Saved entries
+-------+
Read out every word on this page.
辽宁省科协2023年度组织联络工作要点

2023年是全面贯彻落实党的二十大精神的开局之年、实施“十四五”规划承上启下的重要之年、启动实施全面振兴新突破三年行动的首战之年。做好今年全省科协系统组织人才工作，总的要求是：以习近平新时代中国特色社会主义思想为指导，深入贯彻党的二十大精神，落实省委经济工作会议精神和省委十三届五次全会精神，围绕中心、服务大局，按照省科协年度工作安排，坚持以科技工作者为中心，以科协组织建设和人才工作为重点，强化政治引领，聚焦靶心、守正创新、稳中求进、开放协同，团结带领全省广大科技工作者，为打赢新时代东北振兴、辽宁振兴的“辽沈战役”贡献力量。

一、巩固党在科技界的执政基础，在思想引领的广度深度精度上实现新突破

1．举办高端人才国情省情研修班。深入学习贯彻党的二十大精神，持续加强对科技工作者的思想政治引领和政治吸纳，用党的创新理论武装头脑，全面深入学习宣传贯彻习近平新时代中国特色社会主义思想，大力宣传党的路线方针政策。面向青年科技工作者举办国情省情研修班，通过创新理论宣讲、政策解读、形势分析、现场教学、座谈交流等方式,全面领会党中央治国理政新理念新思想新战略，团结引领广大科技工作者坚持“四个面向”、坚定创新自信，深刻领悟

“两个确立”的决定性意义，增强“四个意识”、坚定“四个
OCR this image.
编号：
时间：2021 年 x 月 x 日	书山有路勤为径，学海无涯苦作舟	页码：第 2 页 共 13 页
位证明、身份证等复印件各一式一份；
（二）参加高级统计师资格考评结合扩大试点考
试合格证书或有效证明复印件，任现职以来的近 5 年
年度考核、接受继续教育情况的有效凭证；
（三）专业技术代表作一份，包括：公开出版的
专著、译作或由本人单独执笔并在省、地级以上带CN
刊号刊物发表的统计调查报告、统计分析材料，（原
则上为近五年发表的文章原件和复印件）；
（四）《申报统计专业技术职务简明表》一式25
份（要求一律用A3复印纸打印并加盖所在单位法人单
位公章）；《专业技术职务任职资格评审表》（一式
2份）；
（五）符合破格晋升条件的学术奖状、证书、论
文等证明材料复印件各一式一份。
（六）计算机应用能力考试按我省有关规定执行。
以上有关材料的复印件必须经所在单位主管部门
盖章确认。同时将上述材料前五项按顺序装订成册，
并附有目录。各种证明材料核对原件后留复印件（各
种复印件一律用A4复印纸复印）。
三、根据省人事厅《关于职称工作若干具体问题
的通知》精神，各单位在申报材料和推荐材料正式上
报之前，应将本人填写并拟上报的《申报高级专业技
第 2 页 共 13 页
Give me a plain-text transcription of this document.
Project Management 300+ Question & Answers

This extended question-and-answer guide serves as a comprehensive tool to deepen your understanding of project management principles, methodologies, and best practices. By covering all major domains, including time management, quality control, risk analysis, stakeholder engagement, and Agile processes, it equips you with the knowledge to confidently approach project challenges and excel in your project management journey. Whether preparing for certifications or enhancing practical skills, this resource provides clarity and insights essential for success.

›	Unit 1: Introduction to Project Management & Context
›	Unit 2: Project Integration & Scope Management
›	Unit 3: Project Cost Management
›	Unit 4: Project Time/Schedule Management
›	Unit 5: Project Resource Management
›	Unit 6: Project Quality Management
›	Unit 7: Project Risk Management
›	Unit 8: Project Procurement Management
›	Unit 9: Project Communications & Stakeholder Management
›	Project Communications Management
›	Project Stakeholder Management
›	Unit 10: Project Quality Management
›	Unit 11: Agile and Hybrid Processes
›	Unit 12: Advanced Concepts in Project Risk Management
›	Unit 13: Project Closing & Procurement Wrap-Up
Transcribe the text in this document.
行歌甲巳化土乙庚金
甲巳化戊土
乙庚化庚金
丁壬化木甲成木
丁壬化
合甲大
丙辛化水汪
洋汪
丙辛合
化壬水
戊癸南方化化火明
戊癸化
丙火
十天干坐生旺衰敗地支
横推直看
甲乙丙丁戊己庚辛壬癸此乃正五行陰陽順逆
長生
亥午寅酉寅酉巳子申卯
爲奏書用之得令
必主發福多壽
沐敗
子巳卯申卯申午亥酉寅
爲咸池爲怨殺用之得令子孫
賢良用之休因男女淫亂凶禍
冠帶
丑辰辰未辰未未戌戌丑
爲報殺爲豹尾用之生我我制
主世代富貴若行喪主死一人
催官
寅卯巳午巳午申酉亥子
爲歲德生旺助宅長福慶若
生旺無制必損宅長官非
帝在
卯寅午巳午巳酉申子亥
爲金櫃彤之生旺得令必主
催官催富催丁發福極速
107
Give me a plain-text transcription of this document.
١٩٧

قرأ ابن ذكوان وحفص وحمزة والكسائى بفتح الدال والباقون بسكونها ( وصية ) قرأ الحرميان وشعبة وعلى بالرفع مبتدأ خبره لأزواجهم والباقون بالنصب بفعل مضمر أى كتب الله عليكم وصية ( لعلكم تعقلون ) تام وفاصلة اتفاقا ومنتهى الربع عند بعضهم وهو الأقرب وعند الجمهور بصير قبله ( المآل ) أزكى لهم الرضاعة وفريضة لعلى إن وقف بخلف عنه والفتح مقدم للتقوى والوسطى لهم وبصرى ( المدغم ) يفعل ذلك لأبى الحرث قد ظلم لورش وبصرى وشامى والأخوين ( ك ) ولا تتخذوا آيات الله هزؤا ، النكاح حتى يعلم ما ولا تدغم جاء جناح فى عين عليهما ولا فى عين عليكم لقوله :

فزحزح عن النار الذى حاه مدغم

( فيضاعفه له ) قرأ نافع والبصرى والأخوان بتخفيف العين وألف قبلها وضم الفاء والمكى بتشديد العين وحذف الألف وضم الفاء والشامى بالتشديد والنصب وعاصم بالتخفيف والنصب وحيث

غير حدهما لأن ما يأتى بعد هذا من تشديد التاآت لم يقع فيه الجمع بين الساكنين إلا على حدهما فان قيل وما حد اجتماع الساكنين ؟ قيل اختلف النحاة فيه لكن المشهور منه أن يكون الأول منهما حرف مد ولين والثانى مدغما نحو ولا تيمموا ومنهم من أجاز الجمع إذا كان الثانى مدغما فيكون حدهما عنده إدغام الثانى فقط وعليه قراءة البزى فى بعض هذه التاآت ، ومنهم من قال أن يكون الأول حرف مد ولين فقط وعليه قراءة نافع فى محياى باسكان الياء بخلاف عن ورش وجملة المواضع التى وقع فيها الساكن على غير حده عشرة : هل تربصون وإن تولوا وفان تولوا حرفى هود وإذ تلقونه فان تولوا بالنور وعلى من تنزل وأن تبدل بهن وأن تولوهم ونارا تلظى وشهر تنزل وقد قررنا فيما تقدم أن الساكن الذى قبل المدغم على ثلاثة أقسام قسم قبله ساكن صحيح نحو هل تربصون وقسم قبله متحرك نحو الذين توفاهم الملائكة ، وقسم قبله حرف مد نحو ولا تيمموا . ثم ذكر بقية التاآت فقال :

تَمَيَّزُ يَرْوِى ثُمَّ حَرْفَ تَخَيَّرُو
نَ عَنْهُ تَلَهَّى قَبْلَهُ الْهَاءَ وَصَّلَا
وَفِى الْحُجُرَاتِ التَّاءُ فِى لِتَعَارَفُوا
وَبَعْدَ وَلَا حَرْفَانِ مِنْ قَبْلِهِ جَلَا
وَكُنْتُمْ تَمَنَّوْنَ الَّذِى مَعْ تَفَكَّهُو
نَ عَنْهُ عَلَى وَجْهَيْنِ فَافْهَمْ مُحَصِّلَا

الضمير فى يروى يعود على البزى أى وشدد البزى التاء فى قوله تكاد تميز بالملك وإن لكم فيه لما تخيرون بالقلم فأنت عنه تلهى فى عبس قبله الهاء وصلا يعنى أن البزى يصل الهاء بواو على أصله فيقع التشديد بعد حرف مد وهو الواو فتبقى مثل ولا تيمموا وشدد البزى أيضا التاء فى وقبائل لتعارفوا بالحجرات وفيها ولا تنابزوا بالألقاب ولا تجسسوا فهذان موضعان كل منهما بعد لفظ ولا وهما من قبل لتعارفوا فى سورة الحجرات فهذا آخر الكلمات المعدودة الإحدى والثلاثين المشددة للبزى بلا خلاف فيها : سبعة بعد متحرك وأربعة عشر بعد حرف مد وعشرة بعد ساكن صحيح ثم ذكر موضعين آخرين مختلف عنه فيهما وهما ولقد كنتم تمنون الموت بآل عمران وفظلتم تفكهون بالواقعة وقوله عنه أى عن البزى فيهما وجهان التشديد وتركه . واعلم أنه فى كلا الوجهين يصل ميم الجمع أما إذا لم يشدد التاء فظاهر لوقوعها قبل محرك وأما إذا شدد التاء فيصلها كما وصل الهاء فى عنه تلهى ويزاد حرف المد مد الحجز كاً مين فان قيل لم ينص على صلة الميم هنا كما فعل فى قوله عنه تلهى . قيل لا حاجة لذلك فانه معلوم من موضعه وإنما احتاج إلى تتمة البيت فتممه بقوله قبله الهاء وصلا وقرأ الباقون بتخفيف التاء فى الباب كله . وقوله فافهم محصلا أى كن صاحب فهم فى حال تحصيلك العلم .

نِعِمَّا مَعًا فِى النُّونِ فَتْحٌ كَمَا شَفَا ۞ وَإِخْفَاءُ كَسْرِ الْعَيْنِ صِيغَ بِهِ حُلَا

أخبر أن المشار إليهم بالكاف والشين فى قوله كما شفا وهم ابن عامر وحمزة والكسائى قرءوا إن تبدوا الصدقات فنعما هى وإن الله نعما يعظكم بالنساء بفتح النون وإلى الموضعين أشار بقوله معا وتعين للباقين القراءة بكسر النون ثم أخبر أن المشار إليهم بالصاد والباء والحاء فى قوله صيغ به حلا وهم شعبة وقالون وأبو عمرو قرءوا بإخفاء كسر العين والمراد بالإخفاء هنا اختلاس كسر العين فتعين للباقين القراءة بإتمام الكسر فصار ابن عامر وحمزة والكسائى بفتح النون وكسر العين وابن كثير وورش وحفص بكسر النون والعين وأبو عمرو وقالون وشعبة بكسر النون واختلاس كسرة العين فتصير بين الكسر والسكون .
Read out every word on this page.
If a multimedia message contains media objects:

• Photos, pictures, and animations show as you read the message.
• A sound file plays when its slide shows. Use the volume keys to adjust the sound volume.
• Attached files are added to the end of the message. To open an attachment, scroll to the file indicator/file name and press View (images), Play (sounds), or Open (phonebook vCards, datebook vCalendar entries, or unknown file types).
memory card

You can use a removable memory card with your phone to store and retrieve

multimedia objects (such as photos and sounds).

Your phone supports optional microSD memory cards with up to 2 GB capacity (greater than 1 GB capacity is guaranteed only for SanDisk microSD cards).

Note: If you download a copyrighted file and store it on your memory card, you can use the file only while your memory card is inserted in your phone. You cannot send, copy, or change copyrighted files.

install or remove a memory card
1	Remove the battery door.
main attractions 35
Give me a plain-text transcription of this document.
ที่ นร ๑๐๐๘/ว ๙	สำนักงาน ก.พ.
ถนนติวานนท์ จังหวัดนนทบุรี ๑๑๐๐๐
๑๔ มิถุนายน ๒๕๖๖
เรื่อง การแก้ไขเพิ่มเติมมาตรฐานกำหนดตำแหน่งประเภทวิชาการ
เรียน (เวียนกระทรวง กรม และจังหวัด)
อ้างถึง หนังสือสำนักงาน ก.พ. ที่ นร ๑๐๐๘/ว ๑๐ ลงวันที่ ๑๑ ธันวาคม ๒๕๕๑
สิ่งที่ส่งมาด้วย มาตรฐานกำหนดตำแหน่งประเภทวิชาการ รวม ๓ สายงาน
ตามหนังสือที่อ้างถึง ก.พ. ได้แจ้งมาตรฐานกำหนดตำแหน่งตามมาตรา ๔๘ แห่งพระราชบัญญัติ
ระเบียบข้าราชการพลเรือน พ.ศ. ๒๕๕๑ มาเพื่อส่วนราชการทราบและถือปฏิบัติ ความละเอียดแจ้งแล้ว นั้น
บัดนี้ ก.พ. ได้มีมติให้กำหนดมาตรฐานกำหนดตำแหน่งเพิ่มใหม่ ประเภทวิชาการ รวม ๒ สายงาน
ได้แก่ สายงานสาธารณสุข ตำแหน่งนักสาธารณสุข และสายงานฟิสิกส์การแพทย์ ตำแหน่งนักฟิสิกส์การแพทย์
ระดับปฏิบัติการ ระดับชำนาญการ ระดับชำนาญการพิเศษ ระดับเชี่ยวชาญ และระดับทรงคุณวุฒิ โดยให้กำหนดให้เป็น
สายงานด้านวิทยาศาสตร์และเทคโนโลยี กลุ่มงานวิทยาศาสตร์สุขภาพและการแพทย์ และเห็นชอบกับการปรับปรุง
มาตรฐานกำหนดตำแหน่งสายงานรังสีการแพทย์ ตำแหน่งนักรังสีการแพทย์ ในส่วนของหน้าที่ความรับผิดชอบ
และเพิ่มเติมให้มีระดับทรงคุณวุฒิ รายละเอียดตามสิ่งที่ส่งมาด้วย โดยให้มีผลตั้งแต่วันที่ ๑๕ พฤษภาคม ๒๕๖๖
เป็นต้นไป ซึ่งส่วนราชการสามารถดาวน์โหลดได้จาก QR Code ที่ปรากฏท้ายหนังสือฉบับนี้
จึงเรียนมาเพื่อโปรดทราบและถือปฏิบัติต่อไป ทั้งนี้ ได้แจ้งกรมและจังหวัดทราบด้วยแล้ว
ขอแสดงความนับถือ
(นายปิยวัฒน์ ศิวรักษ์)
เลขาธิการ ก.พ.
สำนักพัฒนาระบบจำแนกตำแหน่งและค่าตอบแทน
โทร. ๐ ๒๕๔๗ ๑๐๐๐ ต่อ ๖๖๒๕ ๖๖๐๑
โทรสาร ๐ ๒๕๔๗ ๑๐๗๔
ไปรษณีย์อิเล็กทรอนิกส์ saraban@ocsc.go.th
+-------+
Going over the lines above, work out how many include "multimedia", then give only that number.

(The solution)
2